### Directive
Return each entry exactly, with none missing.

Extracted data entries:
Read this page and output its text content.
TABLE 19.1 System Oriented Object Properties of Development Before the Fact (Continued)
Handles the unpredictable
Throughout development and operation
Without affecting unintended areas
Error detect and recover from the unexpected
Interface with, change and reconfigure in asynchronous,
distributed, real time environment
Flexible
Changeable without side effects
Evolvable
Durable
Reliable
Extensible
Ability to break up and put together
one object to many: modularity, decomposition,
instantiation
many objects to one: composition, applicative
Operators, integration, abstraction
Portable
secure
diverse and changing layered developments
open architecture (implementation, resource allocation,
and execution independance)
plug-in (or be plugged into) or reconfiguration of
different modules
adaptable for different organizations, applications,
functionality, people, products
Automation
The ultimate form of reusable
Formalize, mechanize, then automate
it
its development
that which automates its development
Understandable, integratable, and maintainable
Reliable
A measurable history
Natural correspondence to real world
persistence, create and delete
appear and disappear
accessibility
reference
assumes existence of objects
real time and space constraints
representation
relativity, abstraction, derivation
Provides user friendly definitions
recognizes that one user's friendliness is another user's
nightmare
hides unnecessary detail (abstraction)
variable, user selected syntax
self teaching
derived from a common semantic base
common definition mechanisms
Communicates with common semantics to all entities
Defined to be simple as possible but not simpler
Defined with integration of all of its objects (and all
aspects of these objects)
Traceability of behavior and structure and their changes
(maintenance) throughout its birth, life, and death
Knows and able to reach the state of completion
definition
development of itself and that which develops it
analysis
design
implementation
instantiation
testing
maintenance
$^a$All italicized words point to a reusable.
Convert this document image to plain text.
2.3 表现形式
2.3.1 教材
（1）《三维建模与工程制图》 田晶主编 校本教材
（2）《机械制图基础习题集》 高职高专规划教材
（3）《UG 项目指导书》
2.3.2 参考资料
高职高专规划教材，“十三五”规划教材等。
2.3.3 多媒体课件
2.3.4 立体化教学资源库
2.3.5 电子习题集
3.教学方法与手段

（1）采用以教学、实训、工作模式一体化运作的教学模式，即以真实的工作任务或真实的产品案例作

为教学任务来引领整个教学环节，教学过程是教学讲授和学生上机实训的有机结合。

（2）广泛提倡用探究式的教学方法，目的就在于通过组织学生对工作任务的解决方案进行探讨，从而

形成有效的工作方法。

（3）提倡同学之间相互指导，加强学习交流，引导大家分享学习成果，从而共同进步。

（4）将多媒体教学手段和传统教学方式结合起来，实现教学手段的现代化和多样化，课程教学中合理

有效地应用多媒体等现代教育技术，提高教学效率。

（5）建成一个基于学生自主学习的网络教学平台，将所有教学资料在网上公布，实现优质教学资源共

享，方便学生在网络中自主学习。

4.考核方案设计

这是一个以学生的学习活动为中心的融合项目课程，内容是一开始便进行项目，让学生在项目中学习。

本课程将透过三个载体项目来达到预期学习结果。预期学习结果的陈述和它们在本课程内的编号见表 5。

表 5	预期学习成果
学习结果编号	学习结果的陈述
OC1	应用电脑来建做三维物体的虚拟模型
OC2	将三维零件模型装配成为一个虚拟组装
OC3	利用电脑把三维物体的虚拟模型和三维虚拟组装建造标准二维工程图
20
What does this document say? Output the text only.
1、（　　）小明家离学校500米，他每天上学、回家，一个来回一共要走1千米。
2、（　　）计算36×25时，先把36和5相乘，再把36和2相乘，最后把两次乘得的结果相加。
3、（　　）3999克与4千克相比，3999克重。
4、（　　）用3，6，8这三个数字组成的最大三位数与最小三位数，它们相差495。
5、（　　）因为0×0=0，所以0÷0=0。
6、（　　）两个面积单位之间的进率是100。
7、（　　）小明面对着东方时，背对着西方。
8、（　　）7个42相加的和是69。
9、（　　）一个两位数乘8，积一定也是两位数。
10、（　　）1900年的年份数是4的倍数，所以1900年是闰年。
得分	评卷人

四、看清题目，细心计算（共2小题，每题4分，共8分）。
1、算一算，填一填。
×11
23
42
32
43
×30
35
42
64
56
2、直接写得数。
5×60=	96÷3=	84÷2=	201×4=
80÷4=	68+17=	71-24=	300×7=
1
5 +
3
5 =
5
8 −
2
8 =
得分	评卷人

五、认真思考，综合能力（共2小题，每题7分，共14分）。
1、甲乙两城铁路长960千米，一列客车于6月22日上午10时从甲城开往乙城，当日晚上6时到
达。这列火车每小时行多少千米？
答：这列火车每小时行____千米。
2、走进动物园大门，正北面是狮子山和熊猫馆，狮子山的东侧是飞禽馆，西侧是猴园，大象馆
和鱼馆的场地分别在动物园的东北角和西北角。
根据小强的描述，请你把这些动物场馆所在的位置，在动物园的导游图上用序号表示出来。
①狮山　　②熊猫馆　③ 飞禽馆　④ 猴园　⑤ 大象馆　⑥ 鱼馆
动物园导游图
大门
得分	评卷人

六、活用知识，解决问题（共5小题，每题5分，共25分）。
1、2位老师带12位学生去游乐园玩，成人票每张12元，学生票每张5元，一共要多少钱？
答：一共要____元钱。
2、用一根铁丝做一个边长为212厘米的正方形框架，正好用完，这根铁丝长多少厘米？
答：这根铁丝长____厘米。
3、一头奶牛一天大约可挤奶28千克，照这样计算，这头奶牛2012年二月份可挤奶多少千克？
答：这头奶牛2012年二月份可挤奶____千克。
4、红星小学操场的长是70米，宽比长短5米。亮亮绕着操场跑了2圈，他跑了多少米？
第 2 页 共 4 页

### Expected output
Read this page and output its text content.
TABLE 19.1 System Oriented Object Properties of Development Before the Fact (Continued)
Handles the unpredictable
Throughout development and operation
Without affecting unintended areas
Error detect and recover from the unexpected
Interface with, change and reconfigure in asynchronous,
distributed, real time environment
Flexible
Changeable without side effects
Evolvable
Durable
Reliable
Extensible
Ability to break up and put together
one object to many: modularity, decomposition,
instantiation
many objects to one: composition, applicative
Operators, integration, abstraction
Portable
secure
diverse and changing layered developments
open architecture (implementation, resource allocation,
and execution independance)
plug-in (or be plugged into) or reconfiguration of
different modules
adaptable for different organizations, applications,
functionality, people, products
Automation
The ultimate form of reusable
Formalize, mechanize, then automate
it
its development
that which automates its development
Understandable, integratable, and maintainable
Reliable
A measurable history
Natural correspondence to real world
persistence, create and delete
appear and disappear
accessibility
reference
assumes existence of objects
real time and space constraints
representation
relativity, abstraction, derivation
Provides user friendly definitions
recognizes that one user's friendliness is another user's
nightmare
hides unnecessary detail (abstraction)
variable, user selected syntax
self teaching
derived from a common semantic base
common definition mechanisms
Communicates with common semantics to all entities
Defined to be simple as possible but not simpler
Defined with integration of all of its objects (and all
aspects of these objects)
Traceability of behavior and structure and their changes
(maintenance) throughout its birth, life, and death
Knows and able to reach the state of completion
definition
development of itself and that which develops it
analysis
design
implementation
instantiation
testing
maintenance
$^a$All italicized words point to a reusable.
Convert this document image to plain text.
2.3 表现形式
2.3.1 教材
（1）《三维建模与工程制图》 田晶主编 校本教材
（2）《机械制图基础习题集》 高职高专规划教材
（3）《UG 项目指导书》
2.3.2 参考资料
高职高专规划教材，“十三五”规划教材等。
2.3.3 多媒体课件
2.3.4 立体化教学资源库
2.3.5 电子习题集
3.教学方法与手段

（1）采用以教学、实训、工作模式一体化运作的教学模式，即以真实的工作任务或真实的产品案例作

为教学任务来引领整个教学环节，教学过程是教学讲授和学生上机实训的有机结合。

（2）广泛提倡用探究式的教学方法，目的就在于通过组织学生对工作任务的解决方案进行探讨，从而

形成有效的工作方法。

（3）提倡同学之间相互指导，加强学习交流，引导大家分享学习成果，从而共同进步。

（4）将多媒体教学手段和传统教学方式结合起来，实现教学手段的现代化和多样化，课程教学中合理

有效地应用多媒体等现代教育技术，提高教学效率。

（5）建成一个基于学生自主学习的网络教学平台，将所有教学资料在网上公布，实现优质教学资源共

享，方便学生在网络中自主学习。

4.考核方案设计

这是一个以学生的学习活动为中心的融合项目课程，内容是一开始便进行项目，让学生在项目中学习。

本课程将透过三个载体项目来达到预期学习结果。预期学习结果的陈述和它们在本课程内的编号见表 5。

表 5	预期学习成果
学习结果编号	学习结果的陈述
OC1	应用电脑来建做三维物体的虚拟模型
OC2	将三维零件模型装配成为一个虚拟组装
OC3	利用电脑把三维物体的虚拟模型和三维虚拟组装建造标准二维工程图
20
What does this document say? Output the text only.
1、（　　）小明家离学校500米，他每天上学、回家，一个来回一共要走1千米。
2、（　　）计算36×25时，先把36和5相乘，再把36和2相乘，最后把两次乘得的结果相加。
3、（　　）3999克与4千克相比，3999克重。
4、（　　）用3，6，8这三个数字组成的最大三位数与最小三位数，它们相差495。
5、（　　）因为0×0=0，所以0÷0=0。
6、（　　）两个面积单位之间的进率是100。
7、（　　）小明面对着东方时，背对着西方。
8、（　　）7个42相加的和是69。
9、（　　）一个两位数乘8，积一定也是两位数。
10、（　　）1900年的年份数是4的倍数，所以1900年是闰年。
得分	评卷人

四、看清题目，细心计算（共2小题，每题4分，共8分）。
1、算一算，填一填。
×11
23
42
32
43
×30
35
42
64
56
2、直接写得数。
5×60=	96÷3=	84÷2=	201×4=
80÷4=	68+17=	71-24=	300×7=
1
5 +
3
5 =
5
8 −
2
8 =
得分	评卷人

五、认真思考，综合能力（共2小题，每题7分，共14分）。
1、甲乙两城铁路长960千米，一列客车于6月22日上午10时从甲城开往乙城，当日晚上6时到
达。这列火车每小时行多少千米？
答：这列火车每小时行____千米。
2、走进动物园大门，正北面是狮子山和熊猫馆，狮子山的东侧是飞禽馆，西侧是猴园，大象馆
和鱼馆的场地分别在动物园的东北角和西北角。
根据小强的描述，请你把这些动物场馆所在的位置，在动物园的导游图上用序号表示出来。
①狮山　　②熊猫馆　③ 飞禽馆　④ 猴园　⑤ 大象馆　⑥ 鱼馆
动物园导游图
大门
得分	评卷人

六、活用知识，解决问题（共5小题，每题5分，共25分）。
1、2位老师带12位学生去游乐园玩，成人票每张12元，学生票每张5元，一共要多少钱？
答：一共要____元钱。
2、用一根铁丝做一个边长为212厘米的正方形框架，正好用完，这根铁丝长多少厘米？
答：这根铁丝长____厘米。
3、一头奶牛一天大约可挤奶28千克，照这样计算，这头奶牛2012年二月份可挤奶多少千克？
答：这头奶牛2012年二月份可挤奶____千克。
4、红星小学操场的长是70米，宽比长短5米。亮亮绕着操场跑了2圈，他跑了多少米？
第 2 页 共 4 页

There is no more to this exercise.